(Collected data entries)
* begin *
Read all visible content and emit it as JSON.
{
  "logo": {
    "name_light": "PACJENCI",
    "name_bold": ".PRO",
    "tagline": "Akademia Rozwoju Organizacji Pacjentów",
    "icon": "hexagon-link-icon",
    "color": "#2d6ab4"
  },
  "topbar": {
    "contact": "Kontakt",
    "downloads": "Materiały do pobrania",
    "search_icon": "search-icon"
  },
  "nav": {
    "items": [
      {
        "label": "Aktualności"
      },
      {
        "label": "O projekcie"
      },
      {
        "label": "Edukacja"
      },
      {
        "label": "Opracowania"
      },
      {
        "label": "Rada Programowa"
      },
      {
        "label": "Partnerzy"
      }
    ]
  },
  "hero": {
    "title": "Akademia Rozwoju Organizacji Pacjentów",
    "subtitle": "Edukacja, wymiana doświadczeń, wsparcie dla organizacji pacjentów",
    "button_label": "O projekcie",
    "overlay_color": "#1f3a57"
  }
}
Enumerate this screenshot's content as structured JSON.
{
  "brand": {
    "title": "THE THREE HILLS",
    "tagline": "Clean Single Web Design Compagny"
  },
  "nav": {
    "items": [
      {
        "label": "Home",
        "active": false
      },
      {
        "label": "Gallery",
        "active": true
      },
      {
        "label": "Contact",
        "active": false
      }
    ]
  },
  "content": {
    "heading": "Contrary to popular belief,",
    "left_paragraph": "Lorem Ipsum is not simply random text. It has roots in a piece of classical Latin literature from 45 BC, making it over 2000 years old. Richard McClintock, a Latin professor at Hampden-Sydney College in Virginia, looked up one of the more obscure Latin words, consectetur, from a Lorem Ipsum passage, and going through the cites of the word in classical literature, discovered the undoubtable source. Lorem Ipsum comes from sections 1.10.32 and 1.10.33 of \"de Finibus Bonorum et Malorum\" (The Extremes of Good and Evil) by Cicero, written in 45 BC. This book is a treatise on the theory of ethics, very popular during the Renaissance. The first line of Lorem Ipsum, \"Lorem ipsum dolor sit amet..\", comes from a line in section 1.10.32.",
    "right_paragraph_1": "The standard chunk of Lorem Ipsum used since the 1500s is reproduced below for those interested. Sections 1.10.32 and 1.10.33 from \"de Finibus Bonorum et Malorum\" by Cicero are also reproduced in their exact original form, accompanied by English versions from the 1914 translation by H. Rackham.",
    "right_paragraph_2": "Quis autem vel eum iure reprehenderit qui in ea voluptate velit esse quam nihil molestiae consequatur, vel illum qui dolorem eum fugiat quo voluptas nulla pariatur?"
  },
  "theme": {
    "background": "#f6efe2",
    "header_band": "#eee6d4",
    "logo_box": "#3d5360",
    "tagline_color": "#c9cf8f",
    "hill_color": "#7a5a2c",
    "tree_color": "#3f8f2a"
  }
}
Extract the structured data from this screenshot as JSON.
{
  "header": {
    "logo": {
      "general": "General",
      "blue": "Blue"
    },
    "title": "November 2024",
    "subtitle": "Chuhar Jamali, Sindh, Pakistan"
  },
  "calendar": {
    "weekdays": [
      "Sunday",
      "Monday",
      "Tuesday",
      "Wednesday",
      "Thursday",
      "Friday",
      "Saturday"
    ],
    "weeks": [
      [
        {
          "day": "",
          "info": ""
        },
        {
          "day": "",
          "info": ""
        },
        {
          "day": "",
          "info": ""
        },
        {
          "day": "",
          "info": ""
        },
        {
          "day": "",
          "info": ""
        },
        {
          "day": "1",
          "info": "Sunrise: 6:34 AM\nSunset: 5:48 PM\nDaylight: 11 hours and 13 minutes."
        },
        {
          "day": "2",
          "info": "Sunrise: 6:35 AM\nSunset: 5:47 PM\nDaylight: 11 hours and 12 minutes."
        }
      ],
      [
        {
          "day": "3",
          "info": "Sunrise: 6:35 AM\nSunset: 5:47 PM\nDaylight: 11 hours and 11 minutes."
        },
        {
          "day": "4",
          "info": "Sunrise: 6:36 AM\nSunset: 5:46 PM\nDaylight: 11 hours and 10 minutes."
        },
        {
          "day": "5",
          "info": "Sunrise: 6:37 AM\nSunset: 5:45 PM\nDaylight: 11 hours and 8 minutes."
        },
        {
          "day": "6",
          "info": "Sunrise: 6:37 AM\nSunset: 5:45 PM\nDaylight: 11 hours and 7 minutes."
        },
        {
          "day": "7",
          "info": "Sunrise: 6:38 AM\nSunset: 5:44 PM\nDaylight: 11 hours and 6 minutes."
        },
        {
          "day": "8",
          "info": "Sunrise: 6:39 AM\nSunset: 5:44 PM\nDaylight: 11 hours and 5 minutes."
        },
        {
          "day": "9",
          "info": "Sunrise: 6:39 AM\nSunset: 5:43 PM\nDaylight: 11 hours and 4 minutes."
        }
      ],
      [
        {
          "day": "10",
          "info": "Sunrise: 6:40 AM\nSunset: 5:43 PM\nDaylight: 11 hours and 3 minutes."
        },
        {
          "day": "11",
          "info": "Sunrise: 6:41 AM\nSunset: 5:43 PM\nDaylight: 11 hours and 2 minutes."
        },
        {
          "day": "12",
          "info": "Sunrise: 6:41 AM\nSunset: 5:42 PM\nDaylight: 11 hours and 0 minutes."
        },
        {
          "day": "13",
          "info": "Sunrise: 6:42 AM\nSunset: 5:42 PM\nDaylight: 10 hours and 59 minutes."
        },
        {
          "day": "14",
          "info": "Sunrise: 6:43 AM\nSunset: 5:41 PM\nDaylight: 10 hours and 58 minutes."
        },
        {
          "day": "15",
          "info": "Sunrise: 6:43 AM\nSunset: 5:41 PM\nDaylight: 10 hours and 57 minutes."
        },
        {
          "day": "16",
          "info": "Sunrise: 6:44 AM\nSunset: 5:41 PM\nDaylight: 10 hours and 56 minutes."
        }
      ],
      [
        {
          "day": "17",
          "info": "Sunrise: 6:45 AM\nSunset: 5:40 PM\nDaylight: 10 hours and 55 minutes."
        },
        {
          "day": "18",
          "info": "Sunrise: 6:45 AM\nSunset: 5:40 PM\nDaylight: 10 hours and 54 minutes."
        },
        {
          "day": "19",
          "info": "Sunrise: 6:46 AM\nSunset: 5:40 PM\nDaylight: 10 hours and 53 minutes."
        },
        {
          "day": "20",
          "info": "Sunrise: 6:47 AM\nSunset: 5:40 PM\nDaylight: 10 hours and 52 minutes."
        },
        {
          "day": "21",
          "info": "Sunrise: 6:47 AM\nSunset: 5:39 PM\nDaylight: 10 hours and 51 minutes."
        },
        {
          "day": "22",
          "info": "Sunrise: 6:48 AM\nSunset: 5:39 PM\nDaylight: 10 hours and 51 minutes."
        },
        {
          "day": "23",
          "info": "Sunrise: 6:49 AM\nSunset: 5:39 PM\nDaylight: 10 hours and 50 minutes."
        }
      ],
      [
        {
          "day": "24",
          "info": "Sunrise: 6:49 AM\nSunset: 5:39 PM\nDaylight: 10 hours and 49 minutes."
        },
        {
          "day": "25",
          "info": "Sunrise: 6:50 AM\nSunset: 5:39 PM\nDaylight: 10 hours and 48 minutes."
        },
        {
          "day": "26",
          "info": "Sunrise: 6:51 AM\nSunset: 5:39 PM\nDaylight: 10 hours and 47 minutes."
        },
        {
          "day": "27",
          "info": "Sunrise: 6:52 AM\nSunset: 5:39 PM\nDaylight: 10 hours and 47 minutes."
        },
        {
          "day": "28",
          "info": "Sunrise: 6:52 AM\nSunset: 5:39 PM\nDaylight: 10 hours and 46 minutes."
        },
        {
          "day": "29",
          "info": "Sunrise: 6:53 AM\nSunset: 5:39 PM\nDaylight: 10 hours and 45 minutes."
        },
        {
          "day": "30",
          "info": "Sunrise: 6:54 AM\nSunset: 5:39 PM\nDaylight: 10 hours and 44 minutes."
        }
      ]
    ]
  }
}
* end *
__What the task requires__
Copy each line of the records above that carries the word "screenshot".

__Problem solution__
Enumerate this screenshot's content as structured JSON.
Extract the structured data from this screenshot as JSON.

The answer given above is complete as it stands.